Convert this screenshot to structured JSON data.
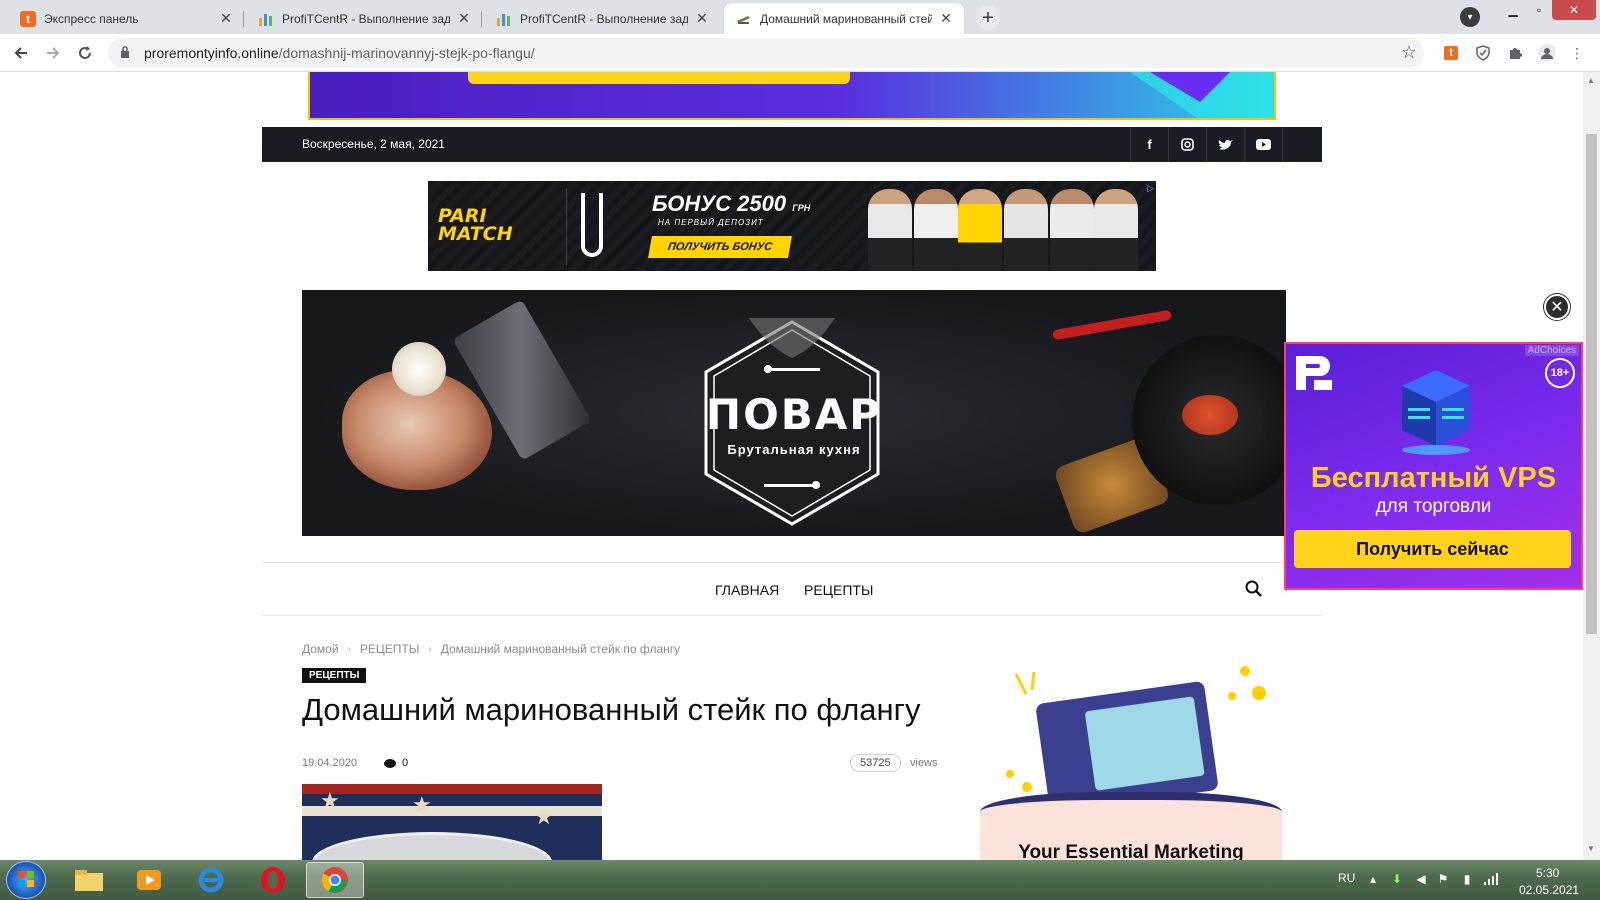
{
  "browser": {
    "tabs": [
      {
        "title": "Экспресс панель",
        "favicon": "t-favicon"
      },
      {
        "title": "ProfiTCentR - Выполнение задач",
        "favicon": "chart-favicon"
      },
      {
        "title": "ProfiTCentR - Выполнение задач",
        "favicon": "chart-favicon"
      },
      {
        "title": "Домашний маринованный стейк",
        "favicon": "cooking-favicon"
      }
    ],
    "new_tab_label": "+",
    "url_domain": "proremontyinfo.online",
    "url_path": "/domashnij-marinovannyj-stejk-po-flangu/"
  },
  "site": {
    "date": "Воскресенье, 2 мая, 2021",
    "social": [
      "f",
      "instagram",
      "twitter",
      "youtube"
    ],
    "nav": [
      "ГЛАВНАЯ",
      "РЕЦЕПТЫ"
    ],
    "hero": {
      "title": "ПОВАР",
      "subtitle": "Брутальная кухня"
    }
  },
  "ads": {
    "parimatch": {
      "logo_line1": "PARI",
      "logo_line2": "MATCH",
      "bonus": "БОНУС 2500",
      "bonus_unit": "ГРН",
      "bonus_sub": "НА ПЕРВЫЙ ДЕПОЗИТ",
      "cta": "ПОЛУЧИТЬ БОНУС"
    },
    "vps": {
      "adchoices": "AdChoices",
      "age": "18+",
      "title": "Бесплатный VPS",
      "subtitle": "для торговли",
      "cta": "Получить сейчас"
    },
    "marketing": {
      "title": "Your Essential Marketing"
    }
  },
  "article": {
    "breadcrumb": [
      "Домой",
      "РЕЦЕПТЫ",
      "Домашний маринованный стейк по флангу"
    ],
    "category": "РЕЦЕПТЫ",
    "title": "Домашний маринованный стейк по флангу",
    "date": "19.04.2020",
    "comments": "0",
    "views_count": "53725",
    "views_label": "views"
  },
  "taskbar": {
    "lang": "RU",
    "time": "5:30",
    "date": "02.05.2021"
  },
  "colors": {
    "accent_yellow": "#ffd21c",
    "topbar_dark": "#1a1c23",
    "vps_purple": "#7b2bee"
  }
}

#### Given request
State how many lines of the listing include "Домашний", and nothing more.

#### Written response
3